** start of INPUT **

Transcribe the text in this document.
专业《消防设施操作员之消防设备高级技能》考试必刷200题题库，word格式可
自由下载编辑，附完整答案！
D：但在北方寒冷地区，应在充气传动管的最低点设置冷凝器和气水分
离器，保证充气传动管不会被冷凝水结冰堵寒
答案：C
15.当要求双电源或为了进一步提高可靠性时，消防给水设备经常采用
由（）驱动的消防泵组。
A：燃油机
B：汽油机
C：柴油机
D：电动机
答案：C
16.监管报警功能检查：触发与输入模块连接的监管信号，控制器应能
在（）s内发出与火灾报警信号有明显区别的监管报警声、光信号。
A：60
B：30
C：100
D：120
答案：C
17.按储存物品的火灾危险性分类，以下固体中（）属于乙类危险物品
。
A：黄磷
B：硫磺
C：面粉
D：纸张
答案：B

** end of INPUT **

Restate the whole listing exactly, leaving out nothing.

__FINAL RESULT__:
Transcribe the text in this document.
专业《消防设施操作员之消防设备高级技能》考试必刷200题题库，word格式可
自由下载编辑，附完整答案！
D：但在北方寒冷地区，应在充气传动管的最低点设置冷凝器和气水分
离器，保证充气传动管不会被冷凝水结冰堵寒
答案：C
15.当要求双电源或为了进一步提高可靠性时，消防给水设备经常采用
由（）驱动的消防泵组。
A：燃油机
B：汽油机
C：柴油机
D：电动机
答案：C
16.监管报警功能检查：触发与输入模块连接的监管信号，控制器应能
在（）s内发出与火灾报警信号有明显区别的监管报警声、光信号。
A：60
B：30
C：100
D：120
答案：C
17.按储存物品的火灾危险性分类，以下固体中（）属于乙类危险物品
。
A：黄磷
B：硫磺
C：面粉
D：纸张
答案：B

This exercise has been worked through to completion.